_WHAT YOU SHOULD DO_.
Copy the records that follow exactly as written, but not their pictures.

= = =

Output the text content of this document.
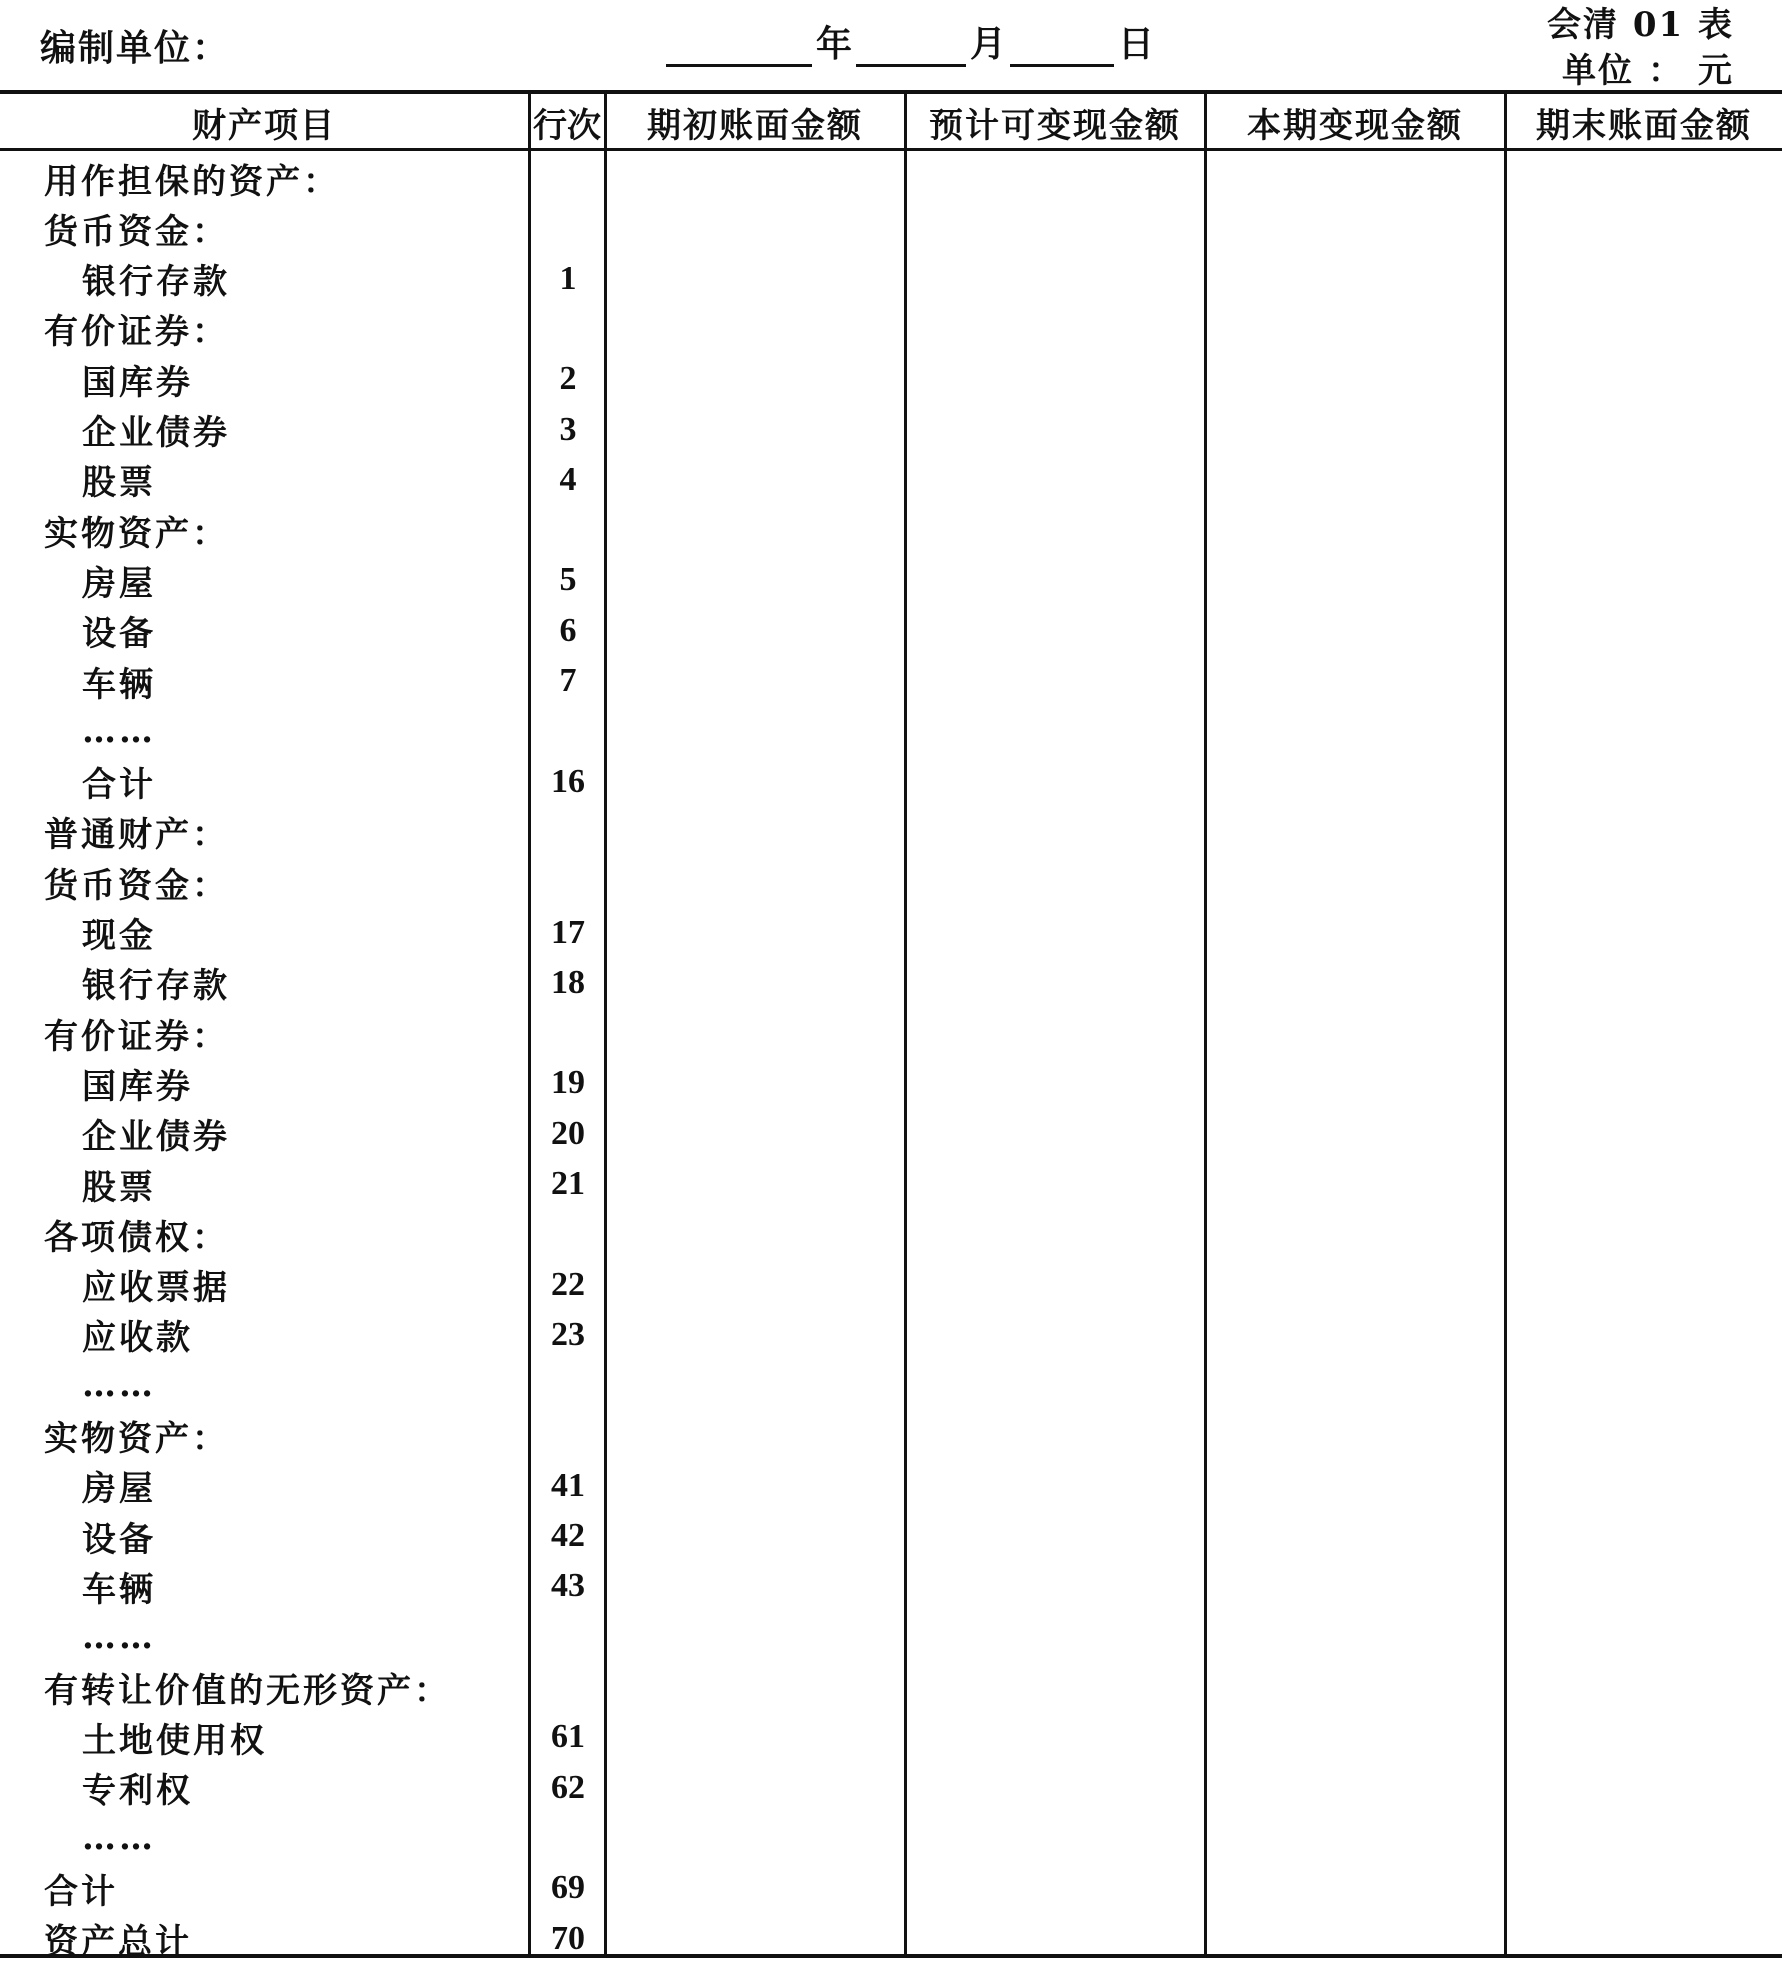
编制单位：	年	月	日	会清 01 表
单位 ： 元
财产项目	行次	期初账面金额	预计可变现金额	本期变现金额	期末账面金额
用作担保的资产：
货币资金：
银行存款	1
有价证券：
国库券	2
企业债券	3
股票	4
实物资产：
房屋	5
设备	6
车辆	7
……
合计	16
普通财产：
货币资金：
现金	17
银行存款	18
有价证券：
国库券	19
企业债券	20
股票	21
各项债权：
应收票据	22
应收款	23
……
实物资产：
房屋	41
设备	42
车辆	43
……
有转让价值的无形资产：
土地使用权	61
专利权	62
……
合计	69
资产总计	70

= = =

_EXERCISE OUTPUT_.
Output the text content of this document.
编制单位：	年	月	日	会清 01 表
单位 ： 元
财产项目	行次	期初账面金额	预计可变现金额	本期变现金额	期末账面金额
用作担保的资产：
货币资金：
银行存款	1
有价证券：
国库券	2
企业债券	3
股票	4
实物资产：
房屋	5
设备	6
车辆	7
……
合计	16
普通财产：
货币资金：
现金	17
银行存款	18
有价证券：
国库券	19
企业债券	20
股票	21
各项债权：
应收票据	22
应收款	23
……
实物资产：
房屋	41
设备	42
车辆	43
……
有转让价值的无形资产：
土地使用权	61
专利权	62
……
合计	69
资产总计	70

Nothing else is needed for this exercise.